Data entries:
★ ★ ★ ★ ★
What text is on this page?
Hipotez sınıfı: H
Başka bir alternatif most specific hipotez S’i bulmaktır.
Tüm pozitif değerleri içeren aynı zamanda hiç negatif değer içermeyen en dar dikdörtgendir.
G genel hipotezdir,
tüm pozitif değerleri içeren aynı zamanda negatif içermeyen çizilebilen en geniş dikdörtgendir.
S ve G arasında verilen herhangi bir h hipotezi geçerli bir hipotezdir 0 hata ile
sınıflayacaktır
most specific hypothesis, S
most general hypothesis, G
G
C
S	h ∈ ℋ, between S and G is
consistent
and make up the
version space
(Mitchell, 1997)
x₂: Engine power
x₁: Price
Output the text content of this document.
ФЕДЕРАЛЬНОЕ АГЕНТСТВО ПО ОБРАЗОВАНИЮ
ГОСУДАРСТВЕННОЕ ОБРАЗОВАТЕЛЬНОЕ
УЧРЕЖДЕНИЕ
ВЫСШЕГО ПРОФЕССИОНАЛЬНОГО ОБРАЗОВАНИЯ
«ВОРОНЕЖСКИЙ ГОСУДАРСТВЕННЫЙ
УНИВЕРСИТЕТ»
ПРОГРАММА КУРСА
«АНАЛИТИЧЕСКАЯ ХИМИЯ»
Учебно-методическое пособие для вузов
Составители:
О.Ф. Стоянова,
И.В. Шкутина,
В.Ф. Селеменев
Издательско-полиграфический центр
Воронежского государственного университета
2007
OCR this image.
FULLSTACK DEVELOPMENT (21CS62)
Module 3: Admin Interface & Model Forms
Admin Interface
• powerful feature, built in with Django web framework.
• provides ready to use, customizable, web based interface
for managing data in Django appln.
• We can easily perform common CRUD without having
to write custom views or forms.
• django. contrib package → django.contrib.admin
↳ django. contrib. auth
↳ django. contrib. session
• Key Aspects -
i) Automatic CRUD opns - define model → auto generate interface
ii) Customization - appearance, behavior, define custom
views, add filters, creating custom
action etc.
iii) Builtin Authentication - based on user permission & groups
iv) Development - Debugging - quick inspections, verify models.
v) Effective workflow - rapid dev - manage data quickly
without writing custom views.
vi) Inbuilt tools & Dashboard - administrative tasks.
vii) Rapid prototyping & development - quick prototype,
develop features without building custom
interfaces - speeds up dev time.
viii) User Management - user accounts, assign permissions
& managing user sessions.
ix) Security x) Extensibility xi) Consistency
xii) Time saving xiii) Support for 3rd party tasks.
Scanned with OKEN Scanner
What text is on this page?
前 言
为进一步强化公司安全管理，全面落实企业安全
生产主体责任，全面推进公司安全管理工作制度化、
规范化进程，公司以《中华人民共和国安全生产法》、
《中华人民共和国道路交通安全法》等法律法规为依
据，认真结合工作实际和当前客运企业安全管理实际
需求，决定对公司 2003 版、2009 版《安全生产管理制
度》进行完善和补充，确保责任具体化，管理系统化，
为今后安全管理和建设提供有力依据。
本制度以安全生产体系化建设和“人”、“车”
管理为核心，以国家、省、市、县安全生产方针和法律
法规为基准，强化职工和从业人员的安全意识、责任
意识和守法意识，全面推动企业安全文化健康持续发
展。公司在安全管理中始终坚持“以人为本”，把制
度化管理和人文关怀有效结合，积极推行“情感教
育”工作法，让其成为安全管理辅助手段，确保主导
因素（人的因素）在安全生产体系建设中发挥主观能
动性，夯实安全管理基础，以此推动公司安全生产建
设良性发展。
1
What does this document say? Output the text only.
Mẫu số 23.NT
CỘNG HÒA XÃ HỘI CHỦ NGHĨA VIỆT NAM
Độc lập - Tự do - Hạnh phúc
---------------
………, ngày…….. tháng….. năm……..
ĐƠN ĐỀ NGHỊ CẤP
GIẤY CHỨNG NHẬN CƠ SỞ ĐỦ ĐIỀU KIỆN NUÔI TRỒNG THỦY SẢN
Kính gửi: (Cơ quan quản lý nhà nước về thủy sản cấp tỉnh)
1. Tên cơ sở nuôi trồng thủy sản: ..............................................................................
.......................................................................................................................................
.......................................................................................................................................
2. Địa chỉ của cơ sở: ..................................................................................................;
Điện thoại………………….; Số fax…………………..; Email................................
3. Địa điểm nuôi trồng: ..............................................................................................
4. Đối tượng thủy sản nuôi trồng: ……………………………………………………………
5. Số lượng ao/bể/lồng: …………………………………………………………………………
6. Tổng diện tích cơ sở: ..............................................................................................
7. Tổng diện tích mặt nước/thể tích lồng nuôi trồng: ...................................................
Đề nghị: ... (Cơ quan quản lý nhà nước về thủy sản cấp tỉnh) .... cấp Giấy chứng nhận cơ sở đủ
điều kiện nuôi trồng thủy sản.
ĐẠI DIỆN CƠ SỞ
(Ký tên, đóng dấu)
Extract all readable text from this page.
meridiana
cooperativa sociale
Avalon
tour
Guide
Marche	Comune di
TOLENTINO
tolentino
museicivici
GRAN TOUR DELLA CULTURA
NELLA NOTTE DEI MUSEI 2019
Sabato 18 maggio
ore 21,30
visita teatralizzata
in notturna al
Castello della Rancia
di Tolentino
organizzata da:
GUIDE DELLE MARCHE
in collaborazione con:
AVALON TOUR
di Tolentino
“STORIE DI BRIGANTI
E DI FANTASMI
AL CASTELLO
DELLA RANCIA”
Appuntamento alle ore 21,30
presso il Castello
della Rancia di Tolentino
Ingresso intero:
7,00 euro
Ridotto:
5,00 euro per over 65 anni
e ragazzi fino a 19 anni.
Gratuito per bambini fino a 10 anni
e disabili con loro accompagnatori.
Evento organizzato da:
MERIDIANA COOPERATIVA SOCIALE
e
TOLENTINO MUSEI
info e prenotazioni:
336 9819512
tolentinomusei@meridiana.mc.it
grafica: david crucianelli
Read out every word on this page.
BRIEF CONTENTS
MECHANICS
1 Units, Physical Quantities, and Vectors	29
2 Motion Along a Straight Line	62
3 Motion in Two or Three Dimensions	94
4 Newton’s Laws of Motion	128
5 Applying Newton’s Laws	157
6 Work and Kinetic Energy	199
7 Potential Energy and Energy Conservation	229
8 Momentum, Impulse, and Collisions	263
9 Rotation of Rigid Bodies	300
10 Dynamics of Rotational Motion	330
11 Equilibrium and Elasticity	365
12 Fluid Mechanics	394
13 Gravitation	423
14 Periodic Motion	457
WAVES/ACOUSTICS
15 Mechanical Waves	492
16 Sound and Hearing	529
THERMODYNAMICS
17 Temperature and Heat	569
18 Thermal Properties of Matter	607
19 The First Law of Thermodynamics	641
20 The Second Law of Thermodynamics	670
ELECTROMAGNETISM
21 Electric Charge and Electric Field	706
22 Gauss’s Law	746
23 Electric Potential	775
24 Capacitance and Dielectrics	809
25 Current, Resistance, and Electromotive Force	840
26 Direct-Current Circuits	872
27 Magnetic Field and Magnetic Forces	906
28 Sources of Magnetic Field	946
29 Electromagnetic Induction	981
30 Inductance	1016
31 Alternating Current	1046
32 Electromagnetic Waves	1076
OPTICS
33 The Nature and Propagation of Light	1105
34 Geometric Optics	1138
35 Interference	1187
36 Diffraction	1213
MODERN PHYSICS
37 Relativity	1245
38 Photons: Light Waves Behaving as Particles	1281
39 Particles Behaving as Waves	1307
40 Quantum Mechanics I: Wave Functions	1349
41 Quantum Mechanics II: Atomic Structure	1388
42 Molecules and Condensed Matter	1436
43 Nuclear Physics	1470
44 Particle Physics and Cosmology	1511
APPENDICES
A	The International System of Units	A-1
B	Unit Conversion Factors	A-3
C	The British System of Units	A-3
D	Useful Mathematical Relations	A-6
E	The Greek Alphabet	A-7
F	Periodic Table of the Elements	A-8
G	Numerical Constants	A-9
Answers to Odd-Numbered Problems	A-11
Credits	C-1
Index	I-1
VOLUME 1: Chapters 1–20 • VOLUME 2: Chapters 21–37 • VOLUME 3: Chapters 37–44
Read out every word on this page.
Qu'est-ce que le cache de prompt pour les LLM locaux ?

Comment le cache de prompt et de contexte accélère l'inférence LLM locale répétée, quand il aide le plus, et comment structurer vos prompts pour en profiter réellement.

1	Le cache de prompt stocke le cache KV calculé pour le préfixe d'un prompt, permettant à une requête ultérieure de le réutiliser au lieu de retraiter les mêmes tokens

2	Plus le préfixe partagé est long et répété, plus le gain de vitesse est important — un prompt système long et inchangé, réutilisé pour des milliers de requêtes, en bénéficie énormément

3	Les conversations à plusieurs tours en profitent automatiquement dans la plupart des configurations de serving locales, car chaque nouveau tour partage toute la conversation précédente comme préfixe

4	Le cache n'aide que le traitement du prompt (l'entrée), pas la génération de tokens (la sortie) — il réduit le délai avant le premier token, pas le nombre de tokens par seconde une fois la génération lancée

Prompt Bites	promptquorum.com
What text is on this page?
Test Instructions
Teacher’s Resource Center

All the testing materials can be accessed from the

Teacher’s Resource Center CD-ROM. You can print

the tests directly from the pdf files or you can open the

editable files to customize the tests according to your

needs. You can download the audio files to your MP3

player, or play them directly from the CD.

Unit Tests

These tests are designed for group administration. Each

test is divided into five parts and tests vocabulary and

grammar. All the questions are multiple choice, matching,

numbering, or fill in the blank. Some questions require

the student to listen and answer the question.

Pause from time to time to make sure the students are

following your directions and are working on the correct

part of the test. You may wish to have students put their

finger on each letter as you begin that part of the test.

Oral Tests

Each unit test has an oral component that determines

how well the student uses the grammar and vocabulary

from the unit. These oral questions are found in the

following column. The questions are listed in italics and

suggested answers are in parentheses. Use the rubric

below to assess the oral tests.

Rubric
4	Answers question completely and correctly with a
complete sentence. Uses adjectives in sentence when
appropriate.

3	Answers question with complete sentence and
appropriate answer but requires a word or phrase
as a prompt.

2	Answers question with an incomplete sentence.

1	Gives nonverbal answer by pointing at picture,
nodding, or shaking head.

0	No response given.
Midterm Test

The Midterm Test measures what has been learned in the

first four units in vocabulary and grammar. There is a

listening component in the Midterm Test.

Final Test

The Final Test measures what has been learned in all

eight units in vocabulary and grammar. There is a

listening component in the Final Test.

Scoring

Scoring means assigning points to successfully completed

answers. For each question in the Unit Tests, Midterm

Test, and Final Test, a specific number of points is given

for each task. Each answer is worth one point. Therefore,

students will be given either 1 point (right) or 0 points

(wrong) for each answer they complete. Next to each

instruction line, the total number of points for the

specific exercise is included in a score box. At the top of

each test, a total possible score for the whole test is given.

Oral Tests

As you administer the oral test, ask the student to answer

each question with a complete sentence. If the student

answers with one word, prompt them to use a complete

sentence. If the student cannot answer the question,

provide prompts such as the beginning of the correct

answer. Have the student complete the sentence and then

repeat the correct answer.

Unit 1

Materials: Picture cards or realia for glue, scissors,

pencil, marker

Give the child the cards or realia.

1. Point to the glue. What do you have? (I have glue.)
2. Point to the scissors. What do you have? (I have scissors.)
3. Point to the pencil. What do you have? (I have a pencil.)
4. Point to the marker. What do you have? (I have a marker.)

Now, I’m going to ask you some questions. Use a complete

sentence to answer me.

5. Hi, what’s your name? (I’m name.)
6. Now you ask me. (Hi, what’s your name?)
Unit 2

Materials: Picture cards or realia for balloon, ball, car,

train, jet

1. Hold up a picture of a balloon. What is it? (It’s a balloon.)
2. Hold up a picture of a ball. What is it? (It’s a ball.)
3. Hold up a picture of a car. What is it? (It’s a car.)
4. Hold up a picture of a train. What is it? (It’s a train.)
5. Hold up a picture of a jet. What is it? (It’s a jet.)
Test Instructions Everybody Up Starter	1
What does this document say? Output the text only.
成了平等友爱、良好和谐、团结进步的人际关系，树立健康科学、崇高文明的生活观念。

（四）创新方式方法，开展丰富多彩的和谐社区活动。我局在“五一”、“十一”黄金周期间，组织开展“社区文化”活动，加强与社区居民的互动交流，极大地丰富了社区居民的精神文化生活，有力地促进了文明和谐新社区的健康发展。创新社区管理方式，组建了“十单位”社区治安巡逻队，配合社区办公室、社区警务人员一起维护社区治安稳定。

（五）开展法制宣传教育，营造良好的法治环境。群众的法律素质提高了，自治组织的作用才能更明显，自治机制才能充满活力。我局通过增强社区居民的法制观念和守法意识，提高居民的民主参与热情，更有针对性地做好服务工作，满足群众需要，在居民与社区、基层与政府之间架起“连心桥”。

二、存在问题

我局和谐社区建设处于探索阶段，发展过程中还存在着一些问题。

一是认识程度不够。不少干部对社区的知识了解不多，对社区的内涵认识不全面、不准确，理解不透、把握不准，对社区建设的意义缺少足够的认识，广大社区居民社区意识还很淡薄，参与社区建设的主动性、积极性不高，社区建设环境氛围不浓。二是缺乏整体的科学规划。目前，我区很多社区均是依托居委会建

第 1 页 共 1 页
★ ★ ★ ★ ★
Exercise> Read through the entries and copy every line that includes "most".

Answer to this exercise>
Başka bir alternatif most specific hipotez S’i bulmaktır.
most specific hypothesis, S
most general hypothesis, G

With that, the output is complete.